Collected data entries
===============
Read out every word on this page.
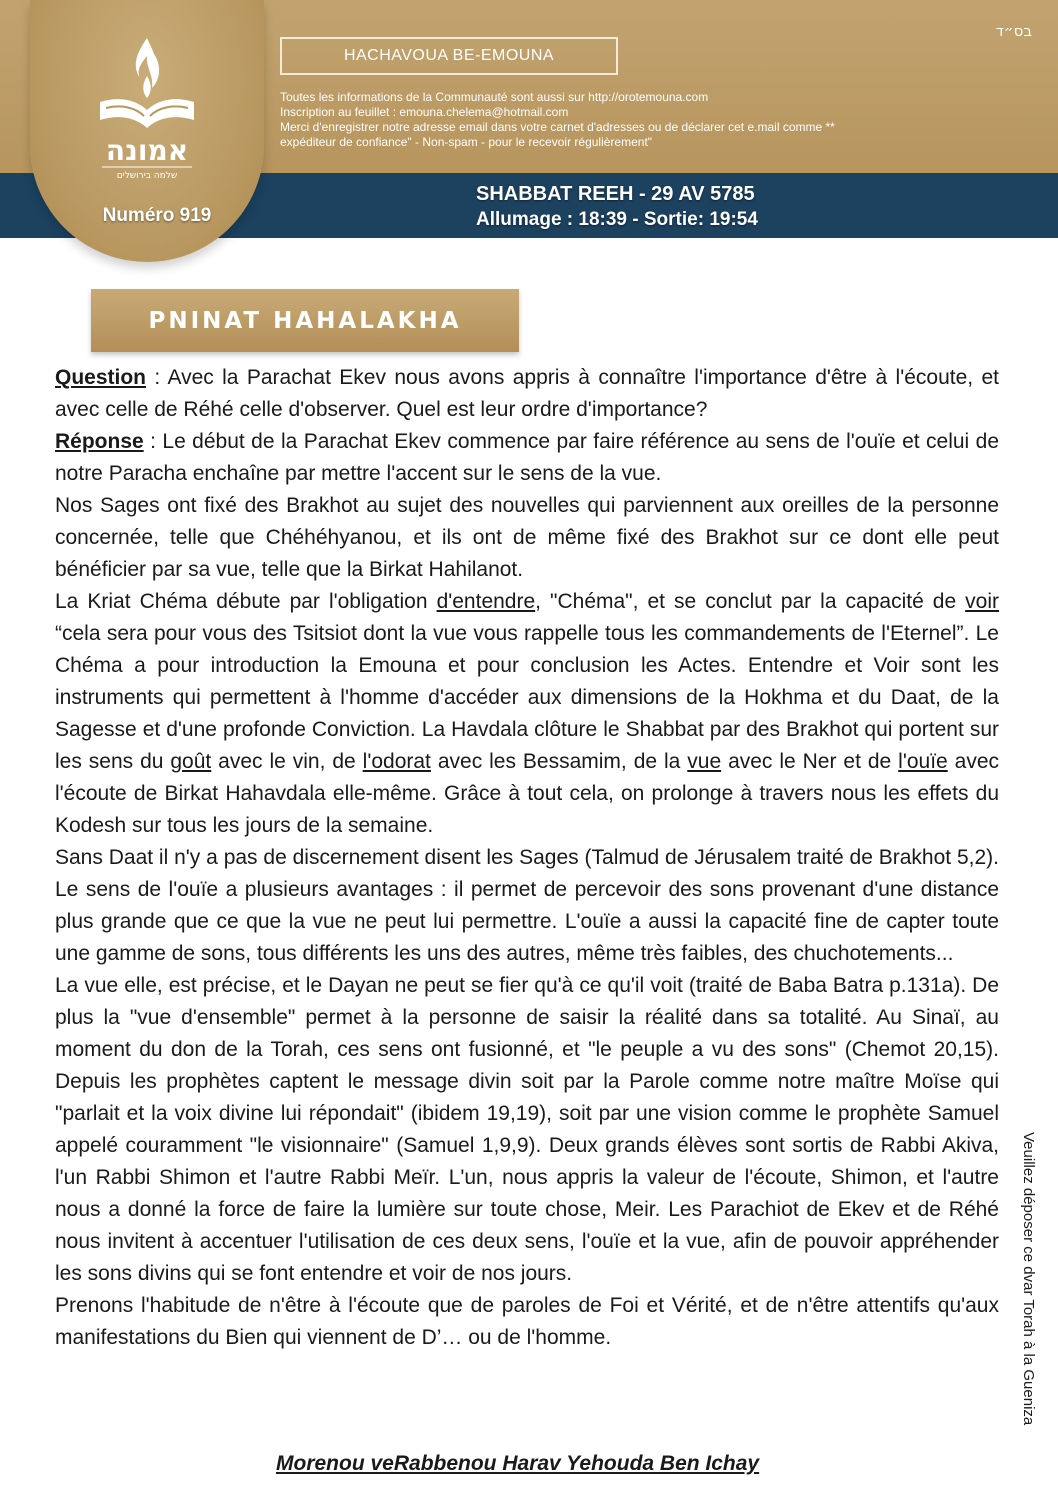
אמונה
שלמה בירושלים
Numéro 919
בס״ד
HACHAVOUA BE-EMOUNA
Toutes les informations de la Communauté sont aussi sur http://orotemouna.com
Inscription au feuillet : emouna.chelema@hotmail.com
Merci d'enregistrer notre adresse email dans votre carnet d'adresses ou de déclarer cet e.mail comme **
expéditeur de confiance" - Non-spam - pour le recevoir régulièrement"
SHABBAT REEH - 29 AV 5785
Allumage : 18:39 - Sortie: 19:54
PNINAT HAHALAKHA

Question : Avec la Parachat Ekev nous avons appris à connaître l'importance d'être à l'écoute, et avec celle de Réhé celle d'observer. Quel est leur ordre d'importance?

Réponse : Le début de la Parachat Ekev commence par faire référence au sens de l'ouïe et celui de notre Paracha enchaîne par mettre l'accent sur le sens de la vue.

Nos Sages ont fixé des Brakhot au sujet des nouvelles qui parviennent aux oreilles de la personne concernée, telle que Chéhéhyanou, et ils ont de même fixé des Brakhot sur ce dont elle peut bénéficier par sa vue, telle que la Birkat Hahilanot.

La Kriat Chéma débute par l'obligation d'entendre, "Chéma", et se conclut par la capacité de voir “cela sera pour vous des Tsitsiot dont la vue vous rappelle tous les commandements de l'Eternel”. Le Chéma a pour introduction la Emouna et pour conclusion les Actes. Entendre et Voir sont les instruments qui permettent à l'homme d'accéder aux dimensions de la Hokhma et du Daat, de la Sagesse et d'une profonde Conviction. La Havdala clôture le Shabbat par des Brakhot qui portent sur les sens du goût avec le vin, de l'odorat avec les Bessamim, de la vue avec le Ner et de l'ouïe avec l'écoute de Birkat Hahavdala elle-même. Grâce à tout cela, on prolonge à travers nous les effets du Kodesh sur tous les jours de la semaine.

Sans Daat il n'y a pas de discernement disent les Sages (Talmud de Jérusalem traité de Brakhot 5,2). Le sens de l'ouïe a plusieurs avantages : il permet de percevoir des sons provenant d'une distance plus grande que ce que la vue ne peut lui permettre. L'ouïe a aussi la capacité fine de capter toute une gamme de sons, tous différents les uns des autres, même très faibles, des chuchotements...

La vue elle, est précise, et le Dayan ne peut se fier qu'à ce qu'il voit (traité de Baba Batra p.131a). De plus la "vue d'ensemble" permet à la personne de saisir la réalité dans sa totalité. Au Sinaï, au moment du don de la Torah, ces sens ont fusionné, et "le peuple a vu des sons" (Chemot 20,15). Depuis les prophètes captent le message divin soit par la Parole comme notre maître Moïse qui "parlait et la voix divine lui répondait" (ibidem 19,19), soit par une vision comme le prophète Samuel appelé couramment "le visionnaire" (Samuel 1,9,9). Deux grands élèves sont sortis de Rabbi Akiva, l'un Rabbi Shimon et l'autre Rabbi Meïr. L'un, nous appris la valeur de l'écoute, Shimon, et l'autre nous a donné la force de faire la lumière sur toute chose, Meir. Les Parachiot de Ekev et de Réhé nous invitent à accentuer l'utilisation de ces deux sens, l'ouïe et la vue, afin de pouvoir appréhender les sons divins qui se font entendre et voir de nos jours.

Prenons l'habitude de n'être à l'écoute que de paroles de Foi et Vérité, et de n'être attentifs qu'aux manifestations du Bien qui viennent de D’… ou de l'homme.

Morenou veRabbenou Harav Yehouda Ben Ichay
Veuillez déposer ce dvar Torah à la Guenizа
===============
- [Problem]
Search the entries for the word "Parachat", then gather every line that has it.

- [Task answer]
Question : Avec la Parachat Ekev nous avons appris à connaître l'importance d'être à l'écoute, et avec celle de Réhé celle d'observer. Quel est leur ordre d'importance?
Réponse : Le début de la Parachat Ekev commence par faire référence au sens de l'ouïe et celui de notre Paracha enchaîne par mettre l'accent sur le sens de la vue.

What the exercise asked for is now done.